— begin —

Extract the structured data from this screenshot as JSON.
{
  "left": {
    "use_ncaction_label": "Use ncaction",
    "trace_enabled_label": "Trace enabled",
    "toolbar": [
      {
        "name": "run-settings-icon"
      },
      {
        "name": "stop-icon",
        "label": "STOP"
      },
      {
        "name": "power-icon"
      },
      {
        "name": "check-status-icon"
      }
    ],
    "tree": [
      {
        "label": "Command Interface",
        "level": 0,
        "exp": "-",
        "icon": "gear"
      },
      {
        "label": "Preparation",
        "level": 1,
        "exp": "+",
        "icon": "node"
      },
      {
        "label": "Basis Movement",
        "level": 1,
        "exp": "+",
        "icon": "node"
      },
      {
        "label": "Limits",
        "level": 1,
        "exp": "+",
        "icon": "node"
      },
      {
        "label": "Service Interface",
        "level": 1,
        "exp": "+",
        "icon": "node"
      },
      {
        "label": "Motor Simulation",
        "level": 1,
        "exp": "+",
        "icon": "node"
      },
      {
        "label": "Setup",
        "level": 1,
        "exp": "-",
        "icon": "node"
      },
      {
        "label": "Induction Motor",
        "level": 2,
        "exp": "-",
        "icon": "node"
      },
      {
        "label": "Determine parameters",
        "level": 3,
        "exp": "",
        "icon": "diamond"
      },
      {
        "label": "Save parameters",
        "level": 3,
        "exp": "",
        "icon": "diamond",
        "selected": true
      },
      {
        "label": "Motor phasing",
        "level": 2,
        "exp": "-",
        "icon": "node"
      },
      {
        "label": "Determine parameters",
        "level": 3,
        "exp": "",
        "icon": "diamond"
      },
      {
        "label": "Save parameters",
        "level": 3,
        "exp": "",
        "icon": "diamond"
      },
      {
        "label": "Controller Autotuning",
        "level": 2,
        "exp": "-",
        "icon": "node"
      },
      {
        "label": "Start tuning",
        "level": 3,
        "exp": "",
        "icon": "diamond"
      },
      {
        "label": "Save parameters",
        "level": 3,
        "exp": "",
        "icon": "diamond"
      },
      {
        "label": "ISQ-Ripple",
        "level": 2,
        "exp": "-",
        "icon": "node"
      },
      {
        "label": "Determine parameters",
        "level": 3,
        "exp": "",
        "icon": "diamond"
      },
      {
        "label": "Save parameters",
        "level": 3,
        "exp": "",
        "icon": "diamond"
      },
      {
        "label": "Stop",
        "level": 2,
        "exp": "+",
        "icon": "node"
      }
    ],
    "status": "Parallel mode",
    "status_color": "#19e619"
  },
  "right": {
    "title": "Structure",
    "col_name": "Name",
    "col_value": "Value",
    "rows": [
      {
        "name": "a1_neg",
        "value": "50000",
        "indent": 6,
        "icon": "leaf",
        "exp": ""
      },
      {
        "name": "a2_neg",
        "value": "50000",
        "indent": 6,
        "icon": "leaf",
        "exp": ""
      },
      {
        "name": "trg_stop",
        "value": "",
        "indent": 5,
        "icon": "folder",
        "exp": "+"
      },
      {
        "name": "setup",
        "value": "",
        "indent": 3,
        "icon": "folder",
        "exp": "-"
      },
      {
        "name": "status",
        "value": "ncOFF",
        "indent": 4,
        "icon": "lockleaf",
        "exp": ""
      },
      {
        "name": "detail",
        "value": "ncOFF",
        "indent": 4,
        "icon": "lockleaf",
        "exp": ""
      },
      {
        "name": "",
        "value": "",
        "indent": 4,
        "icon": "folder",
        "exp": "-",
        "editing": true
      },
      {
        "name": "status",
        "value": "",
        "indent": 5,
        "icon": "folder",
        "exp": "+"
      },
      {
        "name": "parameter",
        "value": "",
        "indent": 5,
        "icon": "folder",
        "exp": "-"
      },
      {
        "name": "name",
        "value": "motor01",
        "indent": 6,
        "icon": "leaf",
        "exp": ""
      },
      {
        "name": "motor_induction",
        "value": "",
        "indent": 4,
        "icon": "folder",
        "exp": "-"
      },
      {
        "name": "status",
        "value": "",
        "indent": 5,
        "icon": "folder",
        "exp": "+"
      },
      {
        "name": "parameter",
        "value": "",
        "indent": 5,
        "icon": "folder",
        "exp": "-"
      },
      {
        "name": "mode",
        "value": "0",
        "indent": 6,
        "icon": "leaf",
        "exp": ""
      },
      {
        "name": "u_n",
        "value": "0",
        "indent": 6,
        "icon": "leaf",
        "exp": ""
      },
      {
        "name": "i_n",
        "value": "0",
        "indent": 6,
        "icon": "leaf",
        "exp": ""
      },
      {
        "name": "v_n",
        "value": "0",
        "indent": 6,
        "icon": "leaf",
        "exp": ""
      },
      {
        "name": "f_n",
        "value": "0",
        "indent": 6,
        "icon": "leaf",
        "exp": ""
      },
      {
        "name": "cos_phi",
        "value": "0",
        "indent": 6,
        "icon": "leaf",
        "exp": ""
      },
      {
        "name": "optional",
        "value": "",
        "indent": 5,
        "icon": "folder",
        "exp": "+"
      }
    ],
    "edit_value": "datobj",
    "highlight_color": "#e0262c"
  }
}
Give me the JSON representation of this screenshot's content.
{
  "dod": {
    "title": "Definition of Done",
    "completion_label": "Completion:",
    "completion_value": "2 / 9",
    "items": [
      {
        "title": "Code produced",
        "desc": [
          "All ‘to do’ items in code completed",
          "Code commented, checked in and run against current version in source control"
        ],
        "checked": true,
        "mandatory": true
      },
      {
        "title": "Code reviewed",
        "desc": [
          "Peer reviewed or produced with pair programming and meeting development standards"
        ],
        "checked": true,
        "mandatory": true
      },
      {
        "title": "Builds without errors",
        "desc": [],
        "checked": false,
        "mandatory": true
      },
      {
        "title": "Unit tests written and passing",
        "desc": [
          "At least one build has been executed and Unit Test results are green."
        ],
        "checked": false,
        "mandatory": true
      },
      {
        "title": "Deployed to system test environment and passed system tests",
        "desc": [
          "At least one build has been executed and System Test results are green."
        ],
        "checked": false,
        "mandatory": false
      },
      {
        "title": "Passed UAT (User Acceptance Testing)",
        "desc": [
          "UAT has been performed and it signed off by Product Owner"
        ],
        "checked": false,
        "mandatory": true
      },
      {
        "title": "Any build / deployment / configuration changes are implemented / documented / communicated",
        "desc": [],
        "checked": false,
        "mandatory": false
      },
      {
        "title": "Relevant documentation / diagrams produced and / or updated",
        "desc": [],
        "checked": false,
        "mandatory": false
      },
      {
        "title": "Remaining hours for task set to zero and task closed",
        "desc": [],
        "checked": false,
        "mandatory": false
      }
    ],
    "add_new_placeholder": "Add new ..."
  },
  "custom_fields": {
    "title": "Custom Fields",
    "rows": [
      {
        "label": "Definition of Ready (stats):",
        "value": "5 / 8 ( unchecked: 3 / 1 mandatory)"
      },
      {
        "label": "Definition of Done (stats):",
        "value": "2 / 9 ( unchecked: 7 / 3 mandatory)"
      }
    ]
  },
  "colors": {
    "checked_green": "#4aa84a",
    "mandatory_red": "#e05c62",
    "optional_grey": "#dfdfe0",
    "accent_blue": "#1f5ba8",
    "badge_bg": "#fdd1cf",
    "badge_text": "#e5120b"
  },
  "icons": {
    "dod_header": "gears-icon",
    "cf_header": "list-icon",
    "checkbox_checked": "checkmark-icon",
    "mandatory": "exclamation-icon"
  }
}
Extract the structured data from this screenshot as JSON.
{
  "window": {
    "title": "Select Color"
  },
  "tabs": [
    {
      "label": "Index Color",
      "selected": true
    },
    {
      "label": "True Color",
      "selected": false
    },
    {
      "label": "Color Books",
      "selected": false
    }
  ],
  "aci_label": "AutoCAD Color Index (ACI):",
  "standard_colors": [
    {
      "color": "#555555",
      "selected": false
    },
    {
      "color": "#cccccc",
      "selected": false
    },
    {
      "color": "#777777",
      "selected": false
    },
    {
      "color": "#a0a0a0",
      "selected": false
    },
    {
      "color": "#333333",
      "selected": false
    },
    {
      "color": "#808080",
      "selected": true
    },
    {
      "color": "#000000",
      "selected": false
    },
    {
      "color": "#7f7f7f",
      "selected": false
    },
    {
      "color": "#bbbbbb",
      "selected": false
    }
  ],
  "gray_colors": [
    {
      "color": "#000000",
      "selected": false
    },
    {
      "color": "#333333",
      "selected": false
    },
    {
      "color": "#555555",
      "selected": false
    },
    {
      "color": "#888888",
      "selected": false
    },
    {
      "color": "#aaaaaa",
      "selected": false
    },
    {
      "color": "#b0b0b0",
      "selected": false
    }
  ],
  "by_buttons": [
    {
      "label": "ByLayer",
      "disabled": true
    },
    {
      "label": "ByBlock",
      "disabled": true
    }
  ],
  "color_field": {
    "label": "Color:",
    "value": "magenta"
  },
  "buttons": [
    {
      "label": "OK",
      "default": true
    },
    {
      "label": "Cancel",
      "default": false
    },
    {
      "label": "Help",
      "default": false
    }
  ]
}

— end —

-- Instructions for the task --
What is the number of lines that hold the string "Interface"? Give it alone.

-- Exercise response --
2